**Instructions for the task:** Transcribe nothing but the lines from the one with "Transcribe this image's" to the end of the entries, both included, keeping each exact and leaving every picture out.

**Excerpts from a figure dataset:**

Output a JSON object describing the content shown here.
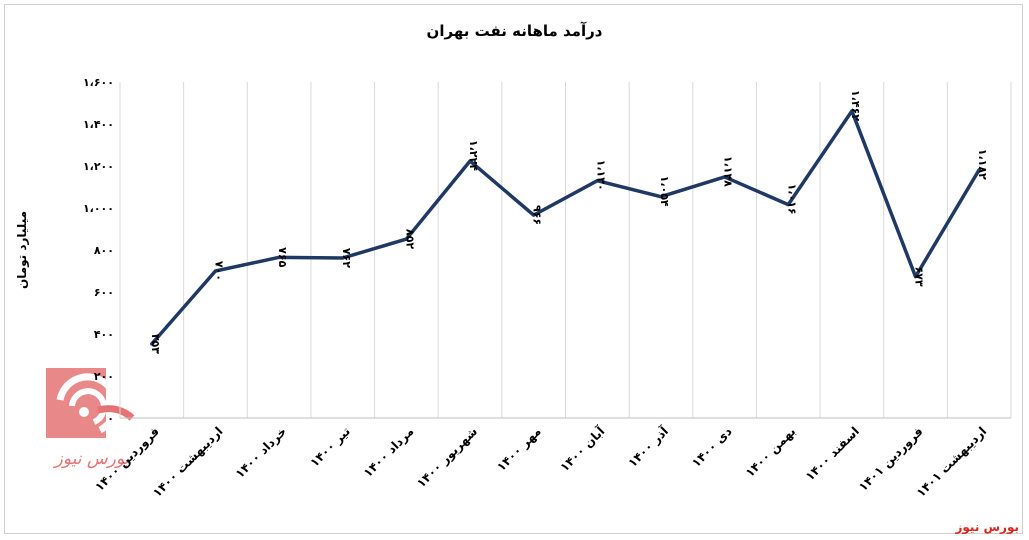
{
  "chart_data": {
    "type": "line",
    "title": "درآمد ماهانه نفت بهران",
    "ylabel": "میلیارد تومان",
    "xlabel": "",
    "ylim": [
      0,
      1600
    ],
    "yticks": [
      0,
      200,
      400,
      600,
      800,
      1000,
      1200,
      1400,
      1600
    ],
    "ytick_labels": [
      "۰",
      "۲۰۰",
      "۴۰۰",
      "۶۰۰",
      "۸۰۰",
      "۱،۰۰۰",
      "۱،۲۰۰",
      "۱،۴۰۰",
      "۱،۶۰۰"
    ],
    "grid": "vertical",
    "categories": [
      "فروردین ۱۴۰۰",
      "اردیبهشت ۱۴۰۰",
      "خرداد ۱۴۰۰",
      "تیر ۱۴۰۰",
      "مرداد ۱۴۰۰",
      "شهریور ۱۴۰۰",
      "مهر ۱۴۰۰",
      "آبان ۱۴۰۰",
      "آذر ۱۴۰۰",
      "دی ۱۴۰۰",
      "بهمن ۱۴۰۰",
      "اسفند ۱۴۰۰",
      "فروردین ۱۴۰۱",
      "اردیبهشت ۱۴۰۱"
    ],
    "values": [
      353,
      700,
      765,
      762,
      852,
      1224,
      966,
      1130,
      1054,
      1148,
      1016,
      1462,
      673,
      1182
    ],
    "value_labels": [
      "۳۵۳",
      "۷۰۰",
      "۷۶۵",
      "۷۶۲",
      "۸۵۲",
      "۱،۲۲۴",
      "۹۶۶",
      "۱،۱۳۰",
      "۱،۰۵۴",
      "۱،۱۴۸",
      "۱،۰۱۶",
      "۱،۴۶۲",
      "۶۷۳",
      "۱،۱۸۲"
    ],
    "line_color": "#1f3864"
  },
  "source": "بورس نیوز",
  "logo_text": "بورس نیوز",
  "colors": {
    "accent": "#d9261c",
    "line": "#1f3864",
    "grid": "#d9d9d9"
  }
}
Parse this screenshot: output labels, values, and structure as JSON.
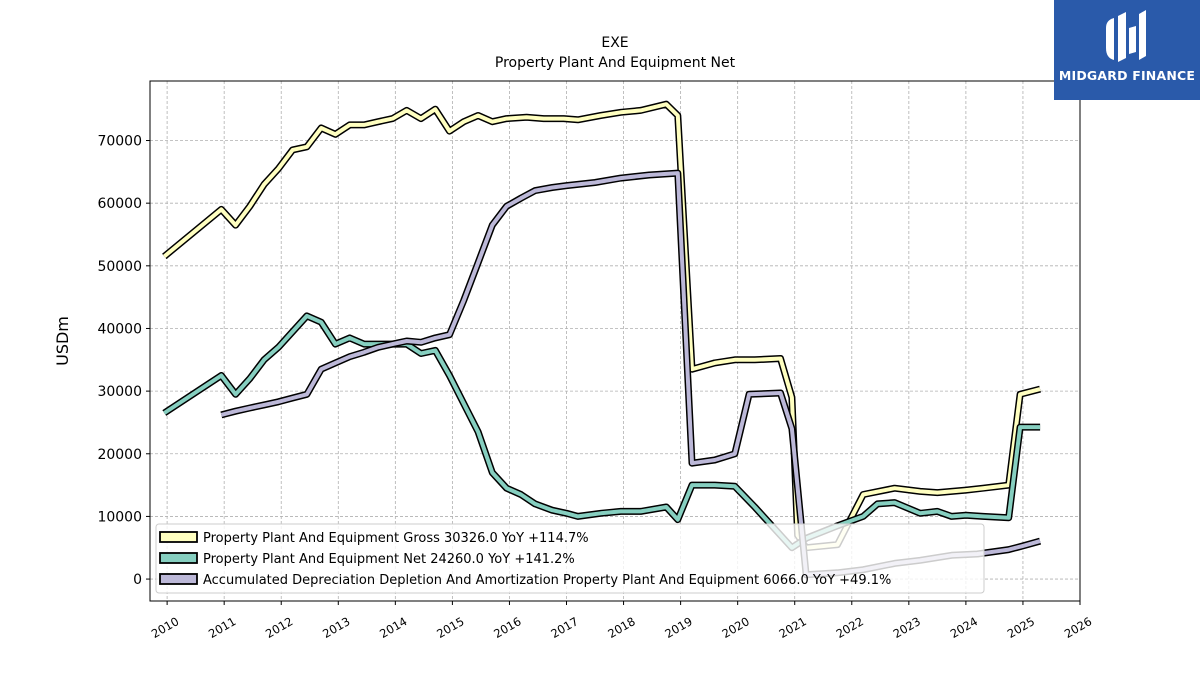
{
  "brand": {
    "name": "MIDGARD FINANCE",
    "bg": "#2a5aaa"
  },
  "chart_data": {
    "type": "line",
    "title": "EXE",
    "subtitle": "Property Plant And Equipment Net",
    "ylabel": "USDm",
    "xlabel": "",
    "xlim": [
      2009.7,
      2026.0
    ],
    "ylim": [
      -3500,
      79500
    ],
    "x_ticks": [
      "2010",
      "2011",
      "2012",
      "2013",
      "2014",
      "2015",
      "2016",
      "2017",
      "2018",
      "2019",
      "2020",
      "2021",
      "2022",
      "2023",
      "2024",
      "2025",
      "2026"
    ],
    "y_ticks": [
      0,
      10000,
      20000,
      30000,
      40000,
      50000,
      60000,
      70000
    ],
    "grid": true,
    "legend_position": "lower-left",
    "series": [
      {
        "name": "Property Plant And Equipment Gross",
        "legend_label": "Property Plant And Equipment Gross  30326.0 YoY +114.7%",
        "color": "#ffffc0",
        "points": [
          [
            2009.95,
            51500
          ],
          [
            2010.95,
            59000
          ],
          [
            2011.2,
            56500
          ],
          [
            2011.45,
            59500
          ],
          [
            2011.7,
            63000
          ],
          [
            2011.95,
            65500
          ],
          [
            2012.2,
            68500
          ],
          [
            2012.45,
            69000
          ],
          [
            2012.7,
            72000
          ],
          [
            2012.95,
            71000
          ],
          [
            2013.2,
            72500
          ],
          [
            2013.45,
            72500
          ],
          [
            2013.7,
            73000
          ],
          [
            2013.95,
            73500
          ],
          [
            2014.2,
            74800
          ],
          [
            2014.45,
            73500
          ],
          [
            2014.7,
            75000
          ],
          [
            2014.95,
            71500
          ],
          [
            2015.2,
            73000
          ],
          [
            2015.45,
            74000
          ],
          [
            2015.7,
            73000
          ],
          [
            2015.95,
            73500
          ],
          [
            2016.3,
            73700
          ],
          [
            2016.6,
            73500
          ],
          [
            2016.95,
            73500
          ],
          [
            2017.2,
            73300
          ],
          [
            2017.6,
            74000
          ],
          [
            2017.95,
            74500
          ],
          [
            2018.3,
            74800
          ],
          [
            2018.75,
            75800
          ],
          [
            2018.95,
            74000
          ],
          [
            2019.2,
            33500
          ],
          [
            2019.6,
            34500
          ],
          [
            2019.95,
            35000
          ],
          [
            2020.3,
            35000
          ],
          [
            2020.75,
            35200
          ],
          [
            2020.95,
            29000
          ],
          [
            2021.05,
            7000
          ],
          [
            2021.2,
            5000
          ],
          [
            2021.75,
            5500
          ],
          [
            2022.2,
            13500
          ],
          [
            2022.75,
            14500
          ],
          [
            2023.2,
            14000
          ],
          [
            2023.5,
            13800
          ],
          [
            2023.75,
            14000
          ],
          [
            2024.0,
            14200
          ],
          [
            2024.3,
            14500
          ],
          [
            2024.75,
            15000
          ],
          [
            2024.95,
            29500
          ],
          [
            2025.3,
            30326
          ]
        ]
      },
      {
        "name": "Property Plant And Equipment Net",
        "legend_label": "Property Plant And Equipment Net  24260.0 YoY +141.2%",
        "color": "#86cfc0",
        "points": [
          [
            2009.95,
            26500
          ],
          [
            2010.95,
            32500
          ],
          [
            2011.2,
            29500
          ],
          [
            2011.45,
            32000
          ],
          [
            2011.7,
            35000
          ],
          [
            2011.95,
            37000
          ],
          [
            2012.2,
            39500
          ],
          [
            2012.45,
            42000
          ],
          [
            2012.7,
            41000
          ],
          [
            2012.95,
            37500
          ],
          [
            2013.2,
            38500
          ],
          [
            2013.45,
            37500
          ],
          [
            2013.7,
            37500
          ],
          [
            2013.95,
            37500
          ],
          [
            2014.2,
            37500
          ],
          [
            2014.45,
            36000
          ],
          [
            2014.7,
            36500
          ],
          [
            2014.95,
            32500
          ],
          [
            2015.2,
            28000
          ],
          [
            2015.45,
            23500
          ],
          [
            2015.7,
            17000
          ],
          [
            2015.95,
            14500
          ],
          [
            2016.2,
            13500
          ],
          [
            2016.45,
            12000
          ],
          [
            2016.75,
            11000
          ],
          [
            2017.0,
            10500
          ],
          [
            2017.2,
            10000
          ],
          [
            2017.6,
            10500
          ],
          [
            2017.95,
            10800
          ],
          [
            2018.3,
            10800
          ],
          [
            2018.75,
            11500
          ],
          [
            2018.95,
            9500
          ],
          [
            2019.2,
            15000
          ],
          [
            2019.6,
            15000
          ],
          [
            2019.95,
            14800
          ],
          [
            2020.3,
            11500
          ],
          [
            2020.75,
            7000
          ],
          [
            2020.95,
            5000
          ],
          [
            2021.2,
            6500
          ],
          [
            2021.75,
            8500
          ],
          [
            2022.2,
            10000
          ],
          [
            2022.45,
            12000
          ],
          [
            2022.75,
            12200
          ],
          [
            2023.2,
            10500
          ],
          [
            2023.5,
            10800
          ],
          [
            2023.75,
            10000
          ],
          [
            2024.0,
            10200
          ],
          [
            2024.3,
            10000
          ],
          [
            2024.75,
            9800
          ],
          [
            2024.95,
            24260
          ],
          [
            2025.3,
            24260
          ]
        ]
      },
      {
        "name": "Accumulated Depreciation Depletion And Amortization Property Plant And Equipment",
        "legend_label": "Accumulated Depreciation Depletion And Amortization Property Plant And Equipment  6066.0 YoY +49.1%",
        "color": "#bcb8d8",
        "points": [
          [
            2010.95,
            26200
          ],
          [
            2011.2,
            26800
          ],
          [
            2011.45,
            27300
          ],
          [
            2011.7,
            27800
          ],
          [
            2011.95,
            28300
          ],
          [
            2012.2,
            28900
          ],
          [
            2012.45,
            29500
          ],
          [
            2012.7,
            33500
          ],
          [
            2012.95,
            34500
          ],
          [
            2013.2,
            35500
          ],
          [
            2013.45,
            36200
          ],
          [
            2013.7,
            37000
          ],
          [
            2013.95,
            37500
          ],
          [
            2014.2,
            38000
          ],
          [
            2014.45,
            37800
          ],
          [
            2014.7,
            38500
          ],
          [
            2014.95,
            39000
          ],
          [
            2015.2,
            44500
          ],
          [
            2015.45,
            50500
          ],
          [
            2015.7,
            56500
          ],
          [
            2015.95,
            59500
          ],
          [
            2016.2,
            60800
          ],
          [
            2016.45,
            62000
          ],
          [
            2016.75,
            62500
          ],
          [
            2017.0,
            62800
          ],
          [
            2017.5,
            63300
          ],
          [
            2017.95,
            64000
          ],
          [
            2018.45,
            64500
          ],
          [
            2018.95,
            64800
          ],
          [
            2019.2,
            18500
          ],
          [
            2019.6,
            19000
          ],
          [
            2019.95,
            20000
          ],
          [
            2020.2,
            29500
          ],
          [
            2020.75,
            29700
          ],
          [
            2020.95,
            24000
          ],
          [
            2021.2,
            700
          ],
          [
            2021.75,
            1000
          ],
          [
            2022.2,
            1500
          ],
          [
            2022.75,
            2500
          ],
          [
            2023.2,
            3000
          ],
          [
            2023.75,
            3800
          ],
          [
            2024.2,
            4000
          ],
          [
            2024.75,
            4700
          ],
          [
            2025.0,
            5300
          ],
          [
            2025.3,
            6066
          ]
        ]
      }
    ]
  }
}
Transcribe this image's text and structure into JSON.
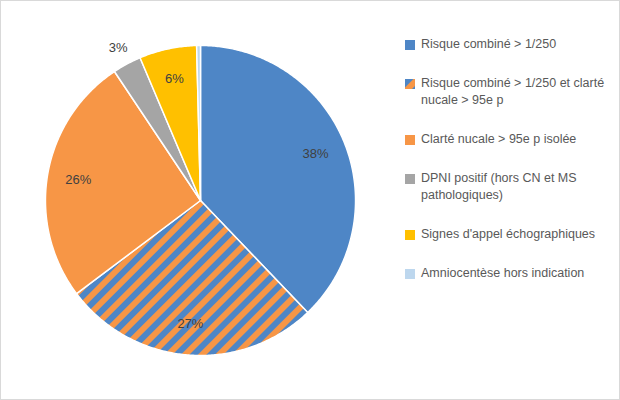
{
  "chart_data": {
    "type": "pie",
    "categories": [
      "Risque combiné > 1/250",
      "Risque combiné > 1/250 et clarté nucale > 95e p",
      "Clarté nucale > 95e p isolée",
      "DPNI positif (hors CN et MS pathologiques)",
      "Signes d'appel échographiques",
      "Amniocentèse hors indication"
    ],
    "values": [
      38,
      27,
      26,
      3,
      6,
      0.4
    ],
    "value_labels": [
      "38%",
      "27%",
      "26%",
      "3%",
      "6%",
      null
    ],
    "data_labels": true,
    "colors": [
      "#4e86c6",
      [
        "#4e86c6",
        "#f79646"
      ],
      "#f79646",
      "#a5a5a5",
      "#ffc000",
      "#bdd7ee"
    ],
    "legend": "right"
  }
}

**Finished task:**
Transcribe this image's text and structure into JSON.
{
  "chart_data": {
    "type": "pie",
    "categories": [
      "Risque combiné > 1/250",
      "Risque combiné > 1/250 et clarté nucale > 95e p",
      "Clarté nucale > 95e p isolée",
      "DPNI positif (hors CN et MS pathologiques)",
      "Signes d'appel échographiques",
      "Amniocentèse hors indication"
    ],
    "values": [
      38,
      27,
      26,
      3,
      6,
      0.4
    ],
    "value_labels": [
      "38%",
      "27%",
      "26%",
      "3%",
      "6%",
      null
    ],
    "data_labels": true,
    "colors": [
      "#4e86c6",
      [
        "#4e86c6",
        "#f79646"
      ],
      "#f79646",
      "#a5a5a5",
      "#ffc000",
      "#bdd7ee"
    ],
    "legend": "right"
  }
}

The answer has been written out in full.